(Extracted data entries)
###

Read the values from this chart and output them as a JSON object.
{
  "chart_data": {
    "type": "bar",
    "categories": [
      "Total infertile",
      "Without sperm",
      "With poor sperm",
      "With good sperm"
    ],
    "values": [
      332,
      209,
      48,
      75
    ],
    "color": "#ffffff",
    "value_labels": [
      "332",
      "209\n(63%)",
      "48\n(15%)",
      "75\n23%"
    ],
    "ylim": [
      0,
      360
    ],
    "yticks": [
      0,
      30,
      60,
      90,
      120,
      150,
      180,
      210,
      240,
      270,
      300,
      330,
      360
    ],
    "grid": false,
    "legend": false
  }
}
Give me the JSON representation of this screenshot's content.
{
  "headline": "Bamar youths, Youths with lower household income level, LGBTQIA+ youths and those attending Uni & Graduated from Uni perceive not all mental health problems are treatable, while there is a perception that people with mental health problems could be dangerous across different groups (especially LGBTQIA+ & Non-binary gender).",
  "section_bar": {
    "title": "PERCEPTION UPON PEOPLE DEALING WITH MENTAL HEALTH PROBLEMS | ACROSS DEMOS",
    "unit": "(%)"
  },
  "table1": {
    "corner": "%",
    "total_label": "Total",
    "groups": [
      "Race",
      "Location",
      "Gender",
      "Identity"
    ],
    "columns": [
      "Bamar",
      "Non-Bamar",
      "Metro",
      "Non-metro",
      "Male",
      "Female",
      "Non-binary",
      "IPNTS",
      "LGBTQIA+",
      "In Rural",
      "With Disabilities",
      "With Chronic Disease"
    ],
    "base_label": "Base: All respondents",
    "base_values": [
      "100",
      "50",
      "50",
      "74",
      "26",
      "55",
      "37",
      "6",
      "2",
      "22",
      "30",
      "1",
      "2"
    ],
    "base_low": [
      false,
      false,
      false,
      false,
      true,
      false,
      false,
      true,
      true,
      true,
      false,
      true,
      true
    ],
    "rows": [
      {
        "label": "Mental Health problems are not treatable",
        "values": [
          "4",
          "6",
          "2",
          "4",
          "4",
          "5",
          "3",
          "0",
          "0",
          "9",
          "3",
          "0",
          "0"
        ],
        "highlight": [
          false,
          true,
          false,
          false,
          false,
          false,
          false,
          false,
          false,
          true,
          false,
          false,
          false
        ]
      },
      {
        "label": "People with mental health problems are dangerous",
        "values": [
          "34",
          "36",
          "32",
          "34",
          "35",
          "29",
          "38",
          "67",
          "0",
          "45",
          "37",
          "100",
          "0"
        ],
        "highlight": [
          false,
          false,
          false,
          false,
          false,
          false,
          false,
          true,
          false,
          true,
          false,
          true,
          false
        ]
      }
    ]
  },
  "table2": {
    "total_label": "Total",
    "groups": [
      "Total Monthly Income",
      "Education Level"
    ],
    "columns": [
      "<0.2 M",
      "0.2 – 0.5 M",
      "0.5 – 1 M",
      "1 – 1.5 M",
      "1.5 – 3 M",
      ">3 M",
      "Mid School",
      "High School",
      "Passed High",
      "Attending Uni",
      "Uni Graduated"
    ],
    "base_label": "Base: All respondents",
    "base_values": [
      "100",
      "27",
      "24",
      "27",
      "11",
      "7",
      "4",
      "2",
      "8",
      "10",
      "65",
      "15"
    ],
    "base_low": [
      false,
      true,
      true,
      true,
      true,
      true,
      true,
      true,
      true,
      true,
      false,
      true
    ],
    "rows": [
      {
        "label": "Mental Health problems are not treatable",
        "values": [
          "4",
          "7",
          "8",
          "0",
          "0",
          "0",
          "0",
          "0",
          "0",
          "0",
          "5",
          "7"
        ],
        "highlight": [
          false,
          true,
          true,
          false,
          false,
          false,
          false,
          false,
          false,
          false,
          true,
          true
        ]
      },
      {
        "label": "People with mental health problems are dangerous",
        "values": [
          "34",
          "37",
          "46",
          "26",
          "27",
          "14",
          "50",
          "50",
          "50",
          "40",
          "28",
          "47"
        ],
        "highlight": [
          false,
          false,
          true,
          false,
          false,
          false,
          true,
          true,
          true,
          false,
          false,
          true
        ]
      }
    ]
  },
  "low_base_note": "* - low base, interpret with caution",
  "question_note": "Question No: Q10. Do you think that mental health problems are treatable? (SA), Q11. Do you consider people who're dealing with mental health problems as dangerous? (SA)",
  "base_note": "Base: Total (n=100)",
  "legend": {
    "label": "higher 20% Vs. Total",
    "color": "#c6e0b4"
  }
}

###

DIRECTIONS FOR THIS TASK — Look through the material above. Copy each line where the word "LGBTQIA" appears.

RESULT FOR THIS TASK —
  "headline": "Bamar youths, Youths with lower household income level, LGBTQIA+ youths and those attending Uni & Graduated from Uni perceive not all mental health problems are treatable, while there is a perception that people with mental health problems could be dangerous across different groups (especially LGBTQIA+ & Non-binary gender).",
      "LGBTQIA+",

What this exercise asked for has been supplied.